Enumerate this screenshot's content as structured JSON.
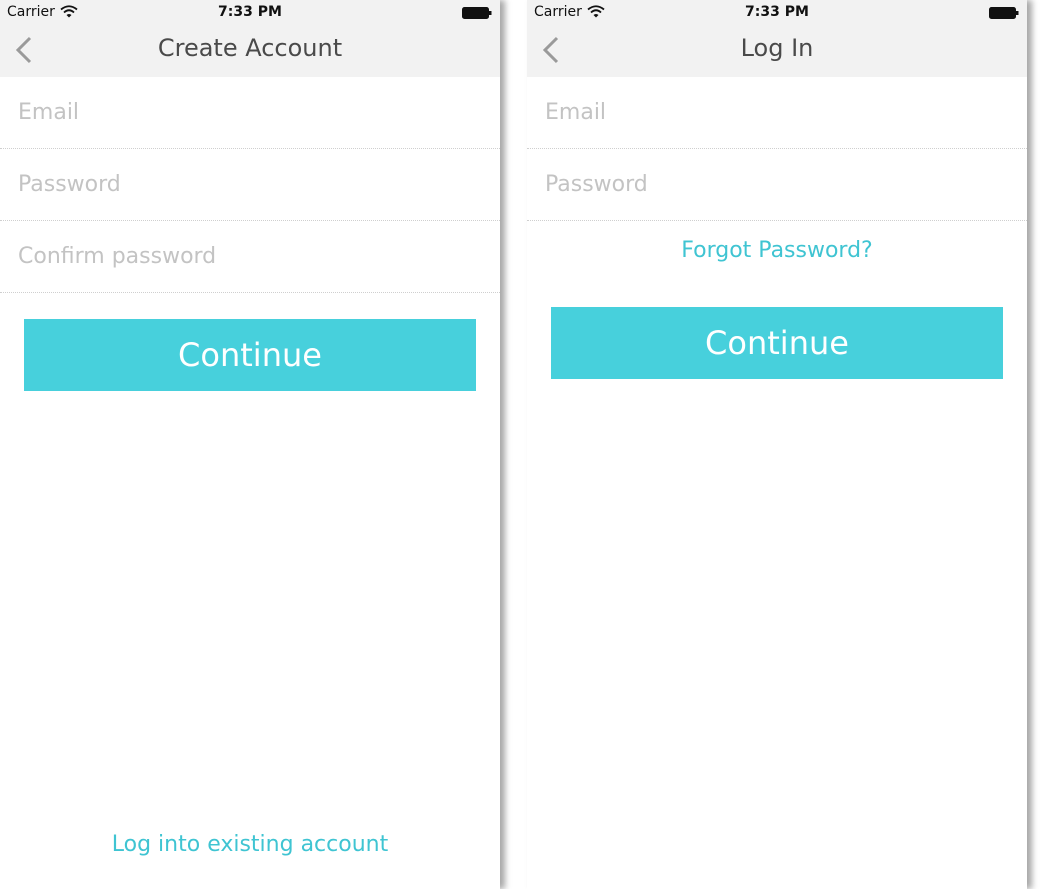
{
  "colors": {
    "accent": "#47d0dc",
    "link": "#3fc4d2",
    "navbar_bg": "#f2f2f2",
    "placeholder": "#c3c3c3",
    "title": "#4a4a4a"
  },
  "screens": {
    "create_account": {
      "status": {
        "carrier": "Carrier",
        "time": "7:33 PM"
      },
      "nav": {
        "title": "Create Account",
        "back_icon": "chevron-left-icon"
      },
      "fields": {
        "email_placeholder": "Email",
        "password_placeholder": "Password",
        "confirm_placeholder": "Confirm password"
      },
      "continue_label": "Continue",
      "login_link": "Log into existing account"
    },
    "log_in": {
      "status": {
        "carrier": "Carrier",
        "time": "7:33 PM"
      },
      "nav": {
        "title": "Log In",
        "back_icon": "chevron-left-icon"
      },
      "fields": {
        "email_placeholder": "Email",
        "password_placeholder": "Password"
      },
      "forgot_link": "Forgot Password?",
      "continue_label": "Continue"
    }
  }
}
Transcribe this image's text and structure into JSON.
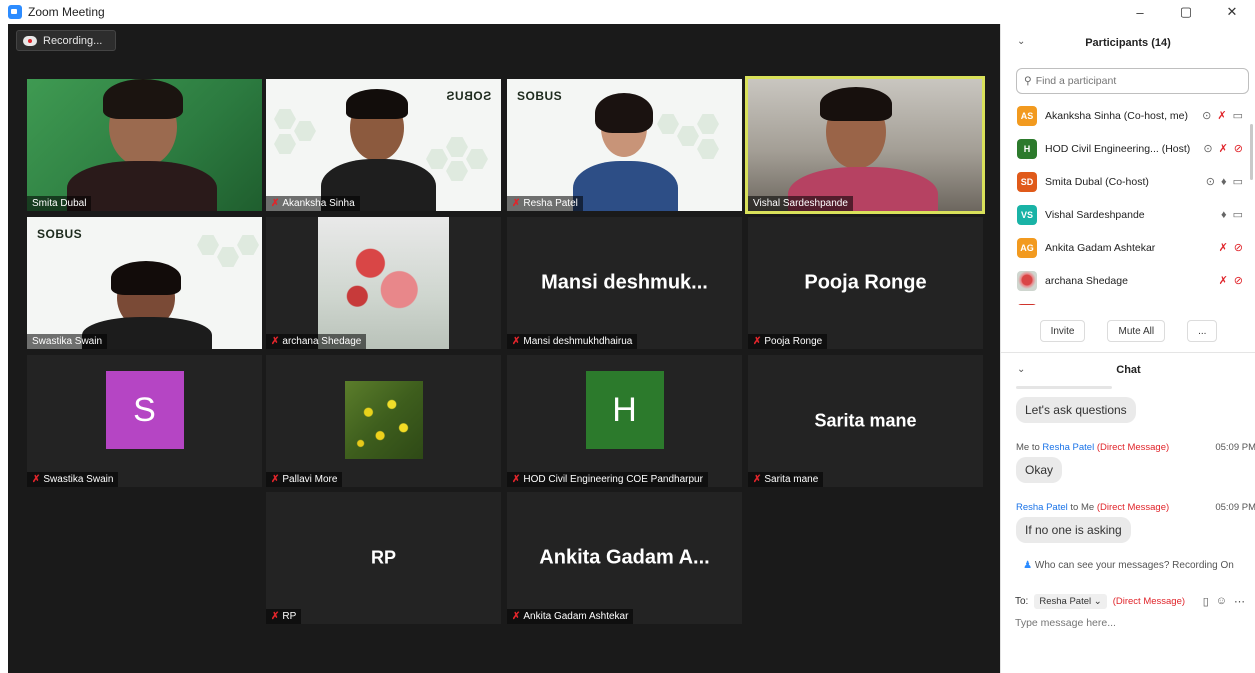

» THE EXERCISE: Keep the pictures out of your copy, and repeat every entry above exactly.

» SOLUTION:
Enumerate this screenshot's content as structured JSON.
{
  "colors": {
    "accent": "#47d0dc",
    "link": "#3fc4d2",
    "navbar_bg": "#f2f2f2",
    "placeholder": "#c3c3c3",
    "title": "#4a4a4a"
  },
  "screens": {
    "create_account": {
      "status": {
        "carrier": "Carrier",
        "time": "7:33 PM"
      },
      "nav": {
        "title": "Create Account",
        "back_icon": "chevron-left-icon"
      },
      "fields": {
        "email_placeholder": "Email",
        "password_placeholder": "Password",
        "confirm_placeholder": "Confirm password"
      },
      "continue_label": "Continue",
      "login_link": "Log into existing account"
    },
    "log_in": {
      "status": {
        "carrier": "Carrier",
        "time": "7:33 PM"
      },
      "nav": {
        "title": "Log In",
        "back_icon": "chevron-left-icon"
      },
      "fields": {
        "email_placeholder": "Email",
        "password_placeholder": "Password"
      },
      "forgot_link": "Forgot Password?",
      "continue_label": "Continue"
    }
  }
}
Transcribe this image's text and structure into JSON.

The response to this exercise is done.